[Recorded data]
:::
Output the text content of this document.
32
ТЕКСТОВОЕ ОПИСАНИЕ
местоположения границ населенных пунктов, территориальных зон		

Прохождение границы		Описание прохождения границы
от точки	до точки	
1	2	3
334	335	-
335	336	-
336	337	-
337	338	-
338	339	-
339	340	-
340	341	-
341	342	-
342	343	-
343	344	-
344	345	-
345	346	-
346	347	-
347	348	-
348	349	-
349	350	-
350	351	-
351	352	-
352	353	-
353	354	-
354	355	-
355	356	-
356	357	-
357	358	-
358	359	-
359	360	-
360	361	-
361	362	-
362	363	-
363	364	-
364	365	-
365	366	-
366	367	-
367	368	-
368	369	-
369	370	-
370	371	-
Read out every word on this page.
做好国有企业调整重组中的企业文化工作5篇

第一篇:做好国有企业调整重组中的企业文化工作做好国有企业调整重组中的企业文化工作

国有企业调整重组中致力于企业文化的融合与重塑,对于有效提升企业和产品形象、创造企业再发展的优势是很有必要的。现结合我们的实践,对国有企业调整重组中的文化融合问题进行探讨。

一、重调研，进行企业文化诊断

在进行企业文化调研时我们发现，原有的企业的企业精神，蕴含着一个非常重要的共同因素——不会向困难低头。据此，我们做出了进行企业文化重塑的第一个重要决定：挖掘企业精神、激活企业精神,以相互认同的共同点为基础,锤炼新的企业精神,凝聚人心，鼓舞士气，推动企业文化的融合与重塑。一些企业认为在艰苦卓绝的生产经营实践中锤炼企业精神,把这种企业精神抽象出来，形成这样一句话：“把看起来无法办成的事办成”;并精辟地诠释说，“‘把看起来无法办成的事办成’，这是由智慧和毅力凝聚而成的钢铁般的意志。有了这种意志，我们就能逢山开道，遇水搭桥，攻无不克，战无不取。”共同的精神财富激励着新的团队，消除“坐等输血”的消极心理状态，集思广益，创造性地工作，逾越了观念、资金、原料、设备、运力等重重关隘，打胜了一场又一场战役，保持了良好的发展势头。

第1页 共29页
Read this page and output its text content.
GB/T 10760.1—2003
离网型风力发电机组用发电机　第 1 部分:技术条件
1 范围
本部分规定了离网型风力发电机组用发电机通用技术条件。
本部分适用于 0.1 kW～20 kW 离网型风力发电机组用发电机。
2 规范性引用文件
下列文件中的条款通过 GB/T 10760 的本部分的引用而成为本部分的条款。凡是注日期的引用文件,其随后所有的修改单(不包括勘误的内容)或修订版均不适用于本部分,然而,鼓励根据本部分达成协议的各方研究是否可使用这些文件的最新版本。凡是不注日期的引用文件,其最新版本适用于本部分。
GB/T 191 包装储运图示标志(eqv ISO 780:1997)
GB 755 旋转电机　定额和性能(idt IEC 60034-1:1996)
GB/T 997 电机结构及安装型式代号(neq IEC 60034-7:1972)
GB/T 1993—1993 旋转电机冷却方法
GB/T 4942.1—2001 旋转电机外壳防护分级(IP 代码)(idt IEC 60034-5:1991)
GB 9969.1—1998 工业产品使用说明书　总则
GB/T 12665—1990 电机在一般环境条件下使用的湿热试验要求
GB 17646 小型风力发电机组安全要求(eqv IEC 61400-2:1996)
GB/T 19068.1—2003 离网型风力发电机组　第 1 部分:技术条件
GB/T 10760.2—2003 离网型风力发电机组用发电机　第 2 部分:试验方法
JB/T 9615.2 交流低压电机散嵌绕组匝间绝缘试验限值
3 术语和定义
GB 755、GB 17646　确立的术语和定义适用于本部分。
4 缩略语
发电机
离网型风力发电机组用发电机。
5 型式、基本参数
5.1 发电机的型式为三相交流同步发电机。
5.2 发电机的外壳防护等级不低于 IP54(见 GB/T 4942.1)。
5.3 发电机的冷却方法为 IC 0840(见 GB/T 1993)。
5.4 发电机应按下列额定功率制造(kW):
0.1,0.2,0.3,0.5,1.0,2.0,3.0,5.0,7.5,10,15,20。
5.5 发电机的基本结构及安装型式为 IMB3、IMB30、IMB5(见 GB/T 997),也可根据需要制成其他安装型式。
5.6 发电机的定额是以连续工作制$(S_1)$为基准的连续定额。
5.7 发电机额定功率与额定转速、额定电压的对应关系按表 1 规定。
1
:::
Select and copy every line of the material that holds the string "Read".

- **Correct output**:
Read out every word on this page.
Read this page and output its text content.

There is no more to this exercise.